▸ Required task
Only the pictures are to be left out; set down the rest of the records exactly.

(Source records)
════════════════

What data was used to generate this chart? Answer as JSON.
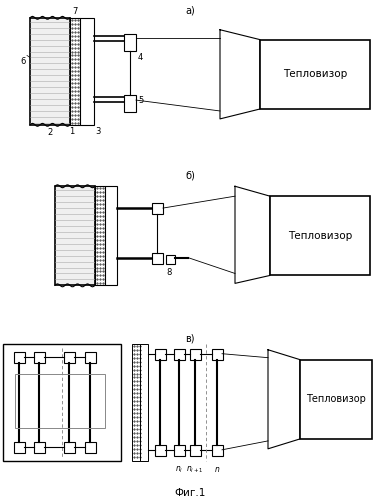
{
  "title": "Фиг.1",
  "bg_color": "#ffffff",
  "label_a": "а)",
  "label_b": "б)",
  "label_v": "в)",
  "teplovizor": "Тепловизор"
}
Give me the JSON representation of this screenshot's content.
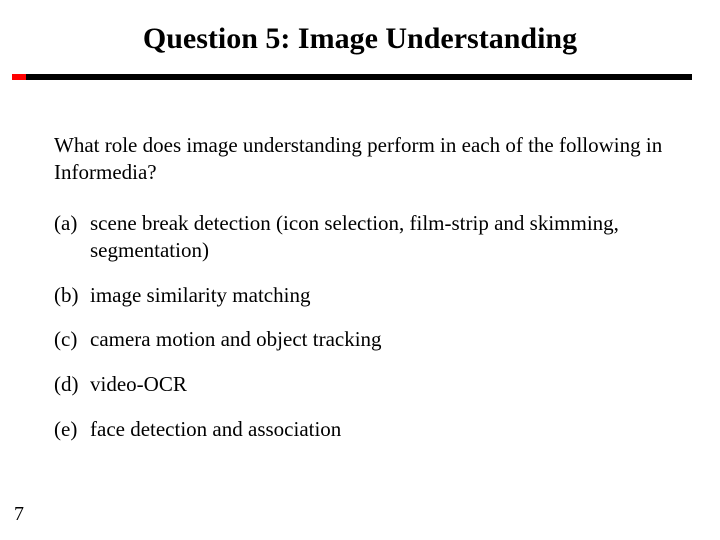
{
  "title": "Question 5: Image Understanding",
  "prompt": "What role does image understanding perform in each of the following in Informedia?",
  "options": [
    {
      "letter": "(a)",
      "text": "scene break detection (icon selection, film-strip and skimming, segmentation)"
    },
    {
      "letter": "(b)",
      "text": "image similarity matching"
    },
    {
      "letter": "(c)",
      "text": "camera motion and object tracking"
    },
    {
      "letter": "(d)",
      "text": "video-OCR"
    },
    {
      "letter": "(e)",
      "text": "face detection and association"
    }
  ],
  "page_number": "7",
  "colors": {
    "background": "#ffffff",
    "text": "#000000",
    "rule": "#000000",
    "accent": "#ff0000"
  },
  "typography": {
    "family": "Times New Roman",
    "title_size_pt": 30,
    "body_size_pt": 21,
    "page_num_size_pt": 20
  }
}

════════════════

▸ Solution to the problem
What data was used to generate this chart? Answer as JSON.
{
  "title": "Фиг.1",
  "bg_color": "#ffffff",
  "label_a": "а)",
  "label_b": "б)",
  "label_v": "в)",
  "teplovizor": "Тепловизор"
}
Give me the JSON representation of this screenshot's content.
{
  "title": "Question 5: Image Understanding",
  "prompt": "What role does image understanding perform in each of the following in Informedia?",
  "options": [
    {
      "letter": "(a)",
      "text": "scene break detection (icon selection, film-strip and skimming, segmentation)"
    },
    {
      "letter": "(b)",
      "text": "image similarity matching"
    },
    {
      "letter": "(c)",
      "text": "camera motion and object tracking"
    },
    {
      "letter": "(d)",
      "text": "video-OCR"
    },
    {
      "letter": "(e)",
      "text": "face detection and association"
    }
  ],
  "page_number": "7",
  "colors": {
    "background": "#ffffff",
    "text": "#000000",
    "rule": "#000000",
    "accent": "#ff0000"
  },
  "typography": {
    "family": "Times New Roman",
    "title_size_pt": 30,
    "body_size_pt": 21,
    "page_num_size_pt": 20
  }
}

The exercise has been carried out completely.